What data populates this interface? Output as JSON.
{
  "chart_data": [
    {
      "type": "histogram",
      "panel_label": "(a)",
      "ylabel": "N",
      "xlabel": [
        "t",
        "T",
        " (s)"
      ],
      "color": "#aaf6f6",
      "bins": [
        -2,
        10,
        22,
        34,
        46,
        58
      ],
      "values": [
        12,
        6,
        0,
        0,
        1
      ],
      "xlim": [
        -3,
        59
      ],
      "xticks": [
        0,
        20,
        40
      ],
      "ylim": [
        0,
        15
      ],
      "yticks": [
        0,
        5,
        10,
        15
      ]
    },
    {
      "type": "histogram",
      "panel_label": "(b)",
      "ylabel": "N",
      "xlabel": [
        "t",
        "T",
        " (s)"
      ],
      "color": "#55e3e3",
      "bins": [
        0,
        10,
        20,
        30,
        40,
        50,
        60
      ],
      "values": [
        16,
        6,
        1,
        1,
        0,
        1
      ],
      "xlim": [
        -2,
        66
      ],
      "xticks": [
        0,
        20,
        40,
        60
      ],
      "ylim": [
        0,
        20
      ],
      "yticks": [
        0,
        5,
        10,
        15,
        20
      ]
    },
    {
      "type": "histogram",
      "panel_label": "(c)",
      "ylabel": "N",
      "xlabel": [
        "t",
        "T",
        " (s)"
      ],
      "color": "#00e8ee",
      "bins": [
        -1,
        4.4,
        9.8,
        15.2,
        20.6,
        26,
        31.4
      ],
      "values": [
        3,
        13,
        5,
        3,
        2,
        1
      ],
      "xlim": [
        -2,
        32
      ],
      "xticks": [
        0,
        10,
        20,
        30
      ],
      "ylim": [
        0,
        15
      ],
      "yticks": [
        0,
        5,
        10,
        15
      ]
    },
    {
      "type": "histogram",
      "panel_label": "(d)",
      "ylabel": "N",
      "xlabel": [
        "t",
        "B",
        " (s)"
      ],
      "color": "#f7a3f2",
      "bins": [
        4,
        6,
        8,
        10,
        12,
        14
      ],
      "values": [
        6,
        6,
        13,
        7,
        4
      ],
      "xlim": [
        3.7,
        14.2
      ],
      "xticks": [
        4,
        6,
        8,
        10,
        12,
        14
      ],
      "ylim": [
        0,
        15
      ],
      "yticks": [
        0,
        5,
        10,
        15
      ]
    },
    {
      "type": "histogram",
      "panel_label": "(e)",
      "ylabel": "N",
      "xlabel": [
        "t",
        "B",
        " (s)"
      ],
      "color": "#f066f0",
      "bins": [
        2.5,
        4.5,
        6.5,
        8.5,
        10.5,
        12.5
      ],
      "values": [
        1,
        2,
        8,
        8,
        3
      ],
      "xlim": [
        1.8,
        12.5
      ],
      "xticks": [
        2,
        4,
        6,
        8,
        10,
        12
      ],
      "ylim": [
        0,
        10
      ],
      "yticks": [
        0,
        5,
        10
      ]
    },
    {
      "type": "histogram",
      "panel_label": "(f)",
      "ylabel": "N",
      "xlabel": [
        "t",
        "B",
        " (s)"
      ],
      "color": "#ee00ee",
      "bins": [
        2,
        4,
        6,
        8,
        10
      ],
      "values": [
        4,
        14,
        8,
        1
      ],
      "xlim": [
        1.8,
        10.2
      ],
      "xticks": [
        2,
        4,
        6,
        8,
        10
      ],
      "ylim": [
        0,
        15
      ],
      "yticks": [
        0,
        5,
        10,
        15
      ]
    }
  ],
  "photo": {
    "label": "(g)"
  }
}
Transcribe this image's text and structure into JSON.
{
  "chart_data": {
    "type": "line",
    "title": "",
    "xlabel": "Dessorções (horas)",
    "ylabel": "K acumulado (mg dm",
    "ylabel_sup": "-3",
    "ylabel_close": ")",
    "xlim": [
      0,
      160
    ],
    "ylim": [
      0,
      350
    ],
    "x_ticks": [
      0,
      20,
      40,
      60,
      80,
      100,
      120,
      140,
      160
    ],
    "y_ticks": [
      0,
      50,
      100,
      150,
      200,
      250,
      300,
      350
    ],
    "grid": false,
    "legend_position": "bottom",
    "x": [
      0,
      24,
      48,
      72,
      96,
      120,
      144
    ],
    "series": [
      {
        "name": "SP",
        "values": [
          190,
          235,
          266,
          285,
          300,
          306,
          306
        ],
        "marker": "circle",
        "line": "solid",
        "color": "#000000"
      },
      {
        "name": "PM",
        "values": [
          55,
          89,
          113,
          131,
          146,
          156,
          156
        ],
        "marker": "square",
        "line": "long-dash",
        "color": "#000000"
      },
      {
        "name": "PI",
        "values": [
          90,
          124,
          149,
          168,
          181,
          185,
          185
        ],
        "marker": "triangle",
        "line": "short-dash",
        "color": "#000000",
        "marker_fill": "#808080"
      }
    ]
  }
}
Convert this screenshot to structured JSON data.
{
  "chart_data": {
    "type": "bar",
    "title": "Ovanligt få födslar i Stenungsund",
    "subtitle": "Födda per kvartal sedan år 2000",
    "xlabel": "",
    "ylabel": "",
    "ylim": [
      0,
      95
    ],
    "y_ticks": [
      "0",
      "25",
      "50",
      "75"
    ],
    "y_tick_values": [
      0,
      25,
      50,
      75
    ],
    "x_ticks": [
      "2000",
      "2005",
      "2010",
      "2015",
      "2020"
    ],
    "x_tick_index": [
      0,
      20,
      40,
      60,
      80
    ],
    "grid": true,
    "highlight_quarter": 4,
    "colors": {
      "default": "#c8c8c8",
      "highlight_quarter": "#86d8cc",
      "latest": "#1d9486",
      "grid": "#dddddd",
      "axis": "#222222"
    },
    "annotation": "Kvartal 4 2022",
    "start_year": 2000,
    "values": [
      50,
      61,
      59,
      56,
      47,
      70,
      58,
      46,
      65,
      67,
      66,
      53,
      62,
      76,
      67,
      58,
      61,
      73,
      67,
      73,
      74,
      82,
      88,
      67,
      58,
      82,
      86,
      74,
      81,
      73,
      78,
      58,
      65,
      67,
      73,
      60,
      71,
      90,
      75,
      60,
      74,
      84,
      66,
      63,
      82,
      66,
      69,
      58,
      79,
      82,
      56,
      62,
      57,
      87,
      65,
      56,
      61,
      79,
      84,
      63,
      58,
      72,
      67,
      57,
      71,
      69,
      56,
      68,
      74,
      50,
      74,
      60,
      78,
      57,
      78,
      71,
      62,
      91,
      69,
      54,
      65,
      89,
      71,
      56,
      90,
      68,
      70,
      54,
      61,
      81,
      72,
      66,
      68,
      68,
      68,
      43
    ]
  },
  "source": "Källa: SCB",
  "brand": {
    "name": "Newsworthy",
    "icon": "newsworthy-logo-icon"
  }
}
■ ■ ■ ■ ■ ■ ■
■ Short problem: Count every line in the entries above where the word "this" appears; respond with the number alone.

■ Exercise answer: 3